Task brief: Below is the data. Give it again, complete and exact.

[Lines of data]

++++++++

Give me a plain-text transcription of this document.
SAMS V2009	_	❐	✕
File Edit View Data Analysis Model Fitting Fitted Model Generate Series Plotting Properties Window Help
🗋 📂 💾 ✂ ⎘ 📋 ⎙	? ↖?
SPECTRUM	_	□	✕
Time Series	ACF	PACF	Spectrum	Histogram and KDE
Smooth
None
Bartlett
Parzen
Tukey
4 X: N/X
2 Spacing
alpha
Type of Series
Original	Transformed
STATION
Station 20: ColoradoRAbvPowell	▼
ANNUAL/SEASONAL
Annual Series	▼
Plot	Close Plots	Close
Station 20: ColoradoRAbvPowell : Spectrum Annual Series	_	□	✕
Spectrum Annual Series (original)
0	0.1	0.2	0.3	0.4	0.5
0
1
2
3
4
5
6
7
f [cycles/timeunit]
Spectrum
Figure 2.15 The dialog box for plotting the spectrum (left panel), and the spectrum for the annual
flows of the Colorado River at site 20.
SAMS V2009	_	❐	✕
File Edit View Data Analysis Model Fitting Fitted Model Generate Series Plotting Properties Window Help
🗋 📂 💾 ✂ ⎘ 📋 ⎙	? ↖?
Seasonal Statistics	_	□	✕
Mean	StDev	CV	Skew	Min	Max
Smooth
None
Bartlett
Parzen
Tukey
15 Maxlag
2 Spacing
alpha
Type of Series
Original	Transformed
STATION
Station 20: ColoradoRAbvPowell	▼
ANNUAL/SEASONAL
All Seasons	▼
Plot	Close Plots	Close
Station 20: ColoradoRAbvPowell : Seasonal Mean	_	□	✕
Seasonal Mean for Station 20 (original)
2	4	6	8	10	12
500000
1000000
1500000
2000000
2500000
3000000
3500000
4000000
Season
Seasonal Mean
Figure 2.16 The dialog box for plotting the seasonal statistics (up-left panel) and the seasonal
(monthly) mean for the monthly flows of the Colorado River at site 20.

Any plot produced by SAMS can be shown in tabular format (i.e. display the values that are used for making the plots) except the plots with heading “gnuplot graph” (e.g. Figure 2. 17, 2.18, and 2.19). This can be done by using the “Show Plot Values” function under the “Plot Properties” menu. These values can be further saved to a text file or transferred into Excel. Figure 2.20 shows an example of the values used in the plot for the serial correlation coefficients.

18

++++++++

The result:
Give me a plain-text transcription of this document.
SAMS V2009	_	❐	✕
File Edit View Data Analysis Model Fitting Fitted Model Generate Series Plotting Properties Window Help
🗋 📂 💾 ✂ ⎘ 📋 ⎙	? ↖?
SPECTRUM	_	□	✕
Time Series	ACF	PACF	Spectrum	Histogram and KDE
Smooth
None
Bartlett
Parzen
Tukey
4 X: N/X
2 Spacing
alpha
Type of Series
Original	Transformed
STATION
Station 20: ColoradoRAbvPowell	▼
ANNUAL/SEASONAL
Annual Series	▼
Plot	Close Plots	Close
Station 20: ColoradoRAbvPowell : Spectrum Annual Series	_	□	✕
Spectrum Annual Series (original)
0	0.1	0.2	0.3	0.4	0.5
0
1
2
3
4
5
6
7
f [cycles/timeunit]
Spectrum
Figure 2.15 The dialog box for plotting the spectrum (left panel), and the spectrum for the annual
flows of the Colorado River at site 20.
SAMS V2009	_	❐	✕
File Edit View Data Analysis Model Fitting Fitted Model Generate Series Plotting Properties Window Help
🗋 📂 💾 ✂ ⎘ 📋 ⎙	? ↖?
Seasonal Statistics	_	□	✕
Mean	StDev	CV	Skew	Min	Max
Smooth
None
Bartlett
Parzen
Tukey
15 Maxlag
2 Spacing
alpha
Type of Series
Original	Transformed
STATION
Station 20: ColoradoRAbvPowell	▼
ANNUAL/SEASONAL
All Seasons	▼
Plot	Close Plots	Close
Station 20: ColoradoRAbvPowell : Seasonal Mean	_	□	✕
Seasonal Mean for Station 20 (original)
2	4	6	8	10	12
500000
1000000
1500000
2000000
2500000
3000000
3500000
4000000
Season
Seasonal Mean
Figure 2.16 The dialog box for plotting the seasonal statistics (up-left panel) and the seasonal
(monthly) mean for the monthly flows of the Colorado River at site 20.

Any plot produced by SAMS can be shown in tabular format (i.e. display the values that are used for making the plots) except the plots with heading “gnuplot graph” (e.g. Figure 2. 17, 2.18, and 2.19). This can be done by using the “Show Plot Values” function under the “Plot Properties” menu. These values can be further saved to a text file or transferred into Excel. Figure 2.20 shows an example of the values used in the plot for the serial correlation coefficients.

18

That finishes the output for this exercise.